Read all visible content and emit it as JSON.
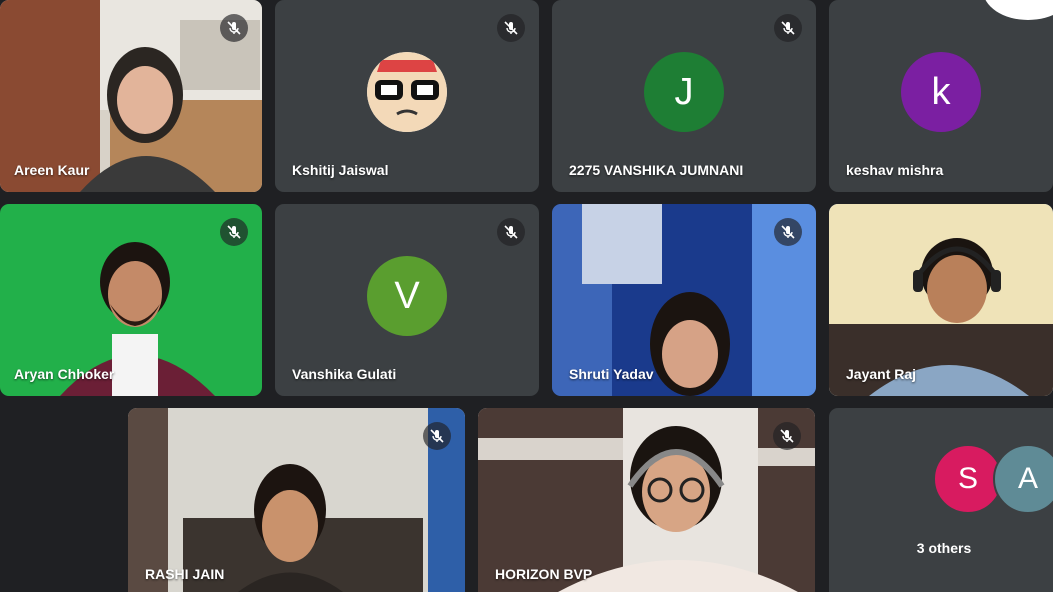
{
  "participants": [
    {
      "name": "Areen Kaur",
      "type": "video"
    },
    {
      "name": "Kshitij Jaiswal",
      "type": "avatar-image",
      "icon": "cartoon-avatar-icon"
    },
    {
      "name": "2275 VANSHIKA JUMNANI",
      "type": "avatar",
      "initial": "J",
      "color": "#1e7e34"
    },
    {
      "name": "keshav mishra",
      "type": "avatar",
      "initial": "k",
      "color": "#7b1fa2"
    },
    {
      "name": "Aryan Chhoker",
      "type": "video"
    },
    {
      "name": "Vanshika Gulati",
      "type": "avatar",
      "initial": "V",
      "color": "#5a9e2f"
    },
    {
      "name": "Shruti Yadav",
      "type": "video"
    },
    {
      "name": "Jayant Raj",
      "type": "video",
      "active": true
    },
    {
      "name": "RASHI JAIN",
      "type": "video"
    },
    {
      "name": "HORIZON BVP",
      "type": "video"
    }
  ],
  "others": {
    "label": "3 others",
    "avatars": [
      {
        "initial": "S",
        "color": "#d81b60"
      },
      {
        "initial": "A",
        "color": "#5f8b96"
      }
    ]
  },
  "colors": {
    "background": "#1f2023",
    "tile": "#3c4043",
    "active_border": "#8ab4f8"
  },
  "icons": {
    "muted": "mic-off-icon"
  }
}
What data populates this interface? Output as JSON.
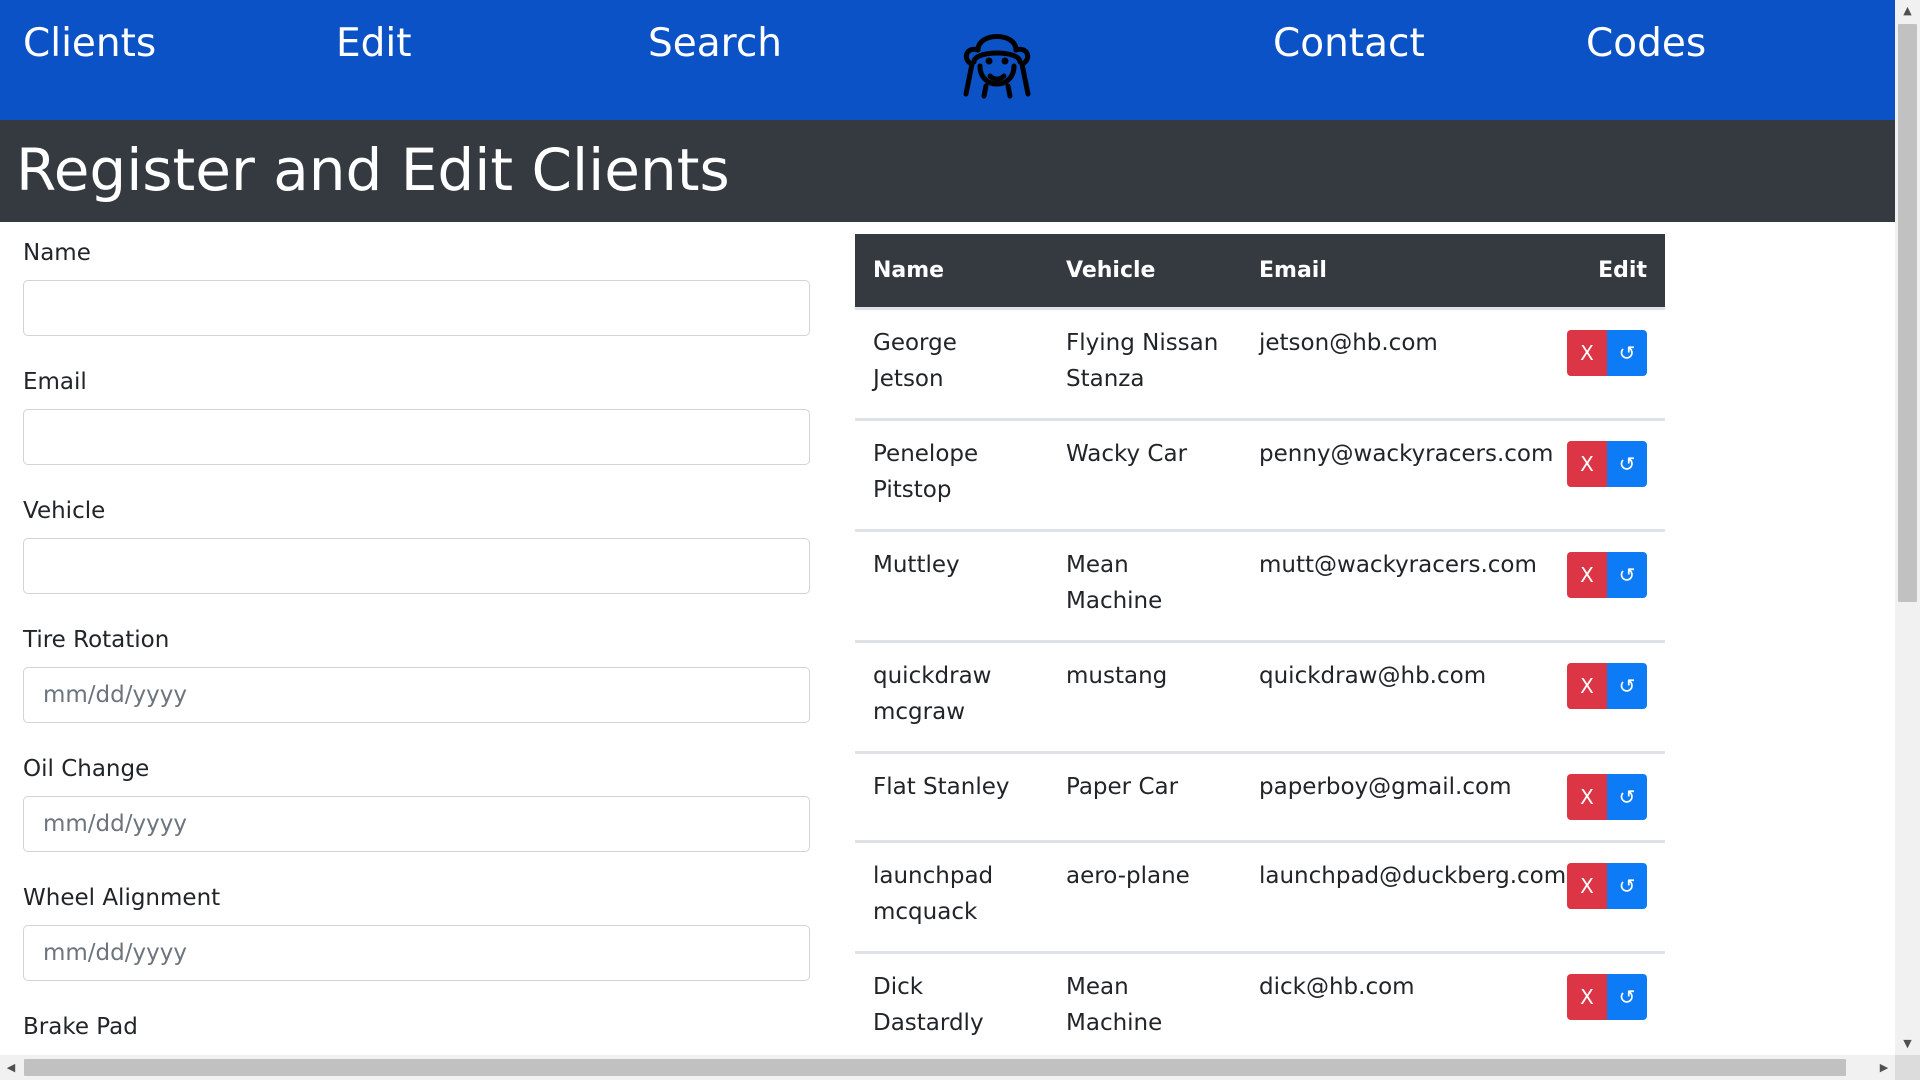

Written exercise >>
Locate the string "initial" in the listing above and copy every line where it occurs.

Final result >>
      "initial": "J",
      "initial": "k",
      "initial": "V",
        "initial": "S",
        "initial": "A",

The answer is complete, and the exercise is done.